● **DATA FOR THIS EXERCISE**:

──────────────────────────────

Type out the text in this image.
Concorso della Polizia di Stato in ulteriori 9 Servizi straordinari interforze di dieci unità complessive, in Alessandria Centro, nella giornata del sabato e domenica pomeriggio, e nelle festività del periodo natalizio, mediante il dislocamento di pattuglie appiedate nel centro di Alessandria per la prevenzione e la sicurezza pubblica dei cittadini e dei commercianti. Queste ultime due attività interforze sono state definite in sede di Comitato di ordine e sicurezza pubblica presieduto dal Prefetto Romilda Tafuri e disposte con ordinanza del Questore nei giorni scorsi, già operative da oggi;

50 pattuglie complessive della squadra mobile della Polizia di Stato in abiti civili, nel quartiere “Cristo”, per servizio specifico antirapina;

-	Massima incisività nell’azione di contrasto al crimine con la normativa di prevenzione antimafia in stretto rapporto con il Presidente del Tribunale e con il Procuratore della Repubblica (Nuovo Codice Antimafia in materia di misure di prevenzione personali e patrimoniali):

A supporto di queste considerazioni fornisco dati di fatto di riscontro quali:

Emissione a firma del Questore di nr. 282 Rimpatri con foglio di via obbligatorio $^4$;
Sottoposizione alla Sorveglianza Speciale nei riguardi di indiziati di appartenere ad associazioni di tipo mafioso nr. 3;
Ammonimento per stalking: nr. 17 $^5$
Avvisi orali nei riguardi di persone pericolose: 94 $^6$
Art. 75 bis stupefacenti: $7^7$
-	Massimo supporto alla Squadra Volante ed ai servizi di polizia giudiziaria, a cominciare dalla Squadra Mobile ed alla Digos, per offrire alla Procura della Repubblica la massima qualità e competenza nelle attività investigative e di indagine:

──────────────────────────────

Output all of the data again, exactly.

● **SOLUTION TO THIS TASK**:
Type out the text in this image.
Concorso della Polizia di Stato in ulteriori 9 Servizi straordinari interforze di dieci unità complessive, in Alessandria Centro, nella giornata del sabato e domenica pomeriggio, e nelle festività del periodo natalizio, mediante il dislocamento di pattuglie appiedate nel centro di Alessandria per la prevenzione e la sicurezza pubblica dei cittadini e dei commercianti. Queste ultime due attività interforze sono state definite in sede di Comitato di ordine e sicurezza pubblica presieduto dal Prefetto Romilda Tafuri e disposte con ordinanza del Questore nei giorni scorsi, già operative da oggi;

50 pattuglie complessive della squadra mobile della Polizia di Stato in abiti civili, nel quartiere “Cristo”, per servizio specifico antirapina;

-	Massima incisività nell’azione di contrasto al crimine con la normativa di prevenzione antimafia in stretto rapporto con il Presidente del Tribunale e con il Procuratore della Repubblica (Nuovo Codice Antimafia in materia di misure di prevenzione personali e patrimoniali):

A supporto di queste considerazioni fornisco dati di fatto di riscontro quali:

Emissione a firma del Questore di nr. 282 Rimpatri con foglio di via obbligatorio $^4$;
Sottoposizione alla Sorveglianza Speciale nei riguardi di indiziati di appartenere ad associazioni di tipo mafioso nr. 3;
Ammonimento per stalking: nr. 17 $^5$
Avvisi orali nei riguardi di persone pericolose: 94 $^6$
Art. 75 bis stupefacenti: $7^7$
-	Massimo supporto alla Squadra Volante ed ai servizi di polizia giudiziaria, a cominciare dalla Squadra Mobile ed alla Digos, per offrire alla Procura della Repubblica la massima qualità e competenza nelle attività investigative e di indagine:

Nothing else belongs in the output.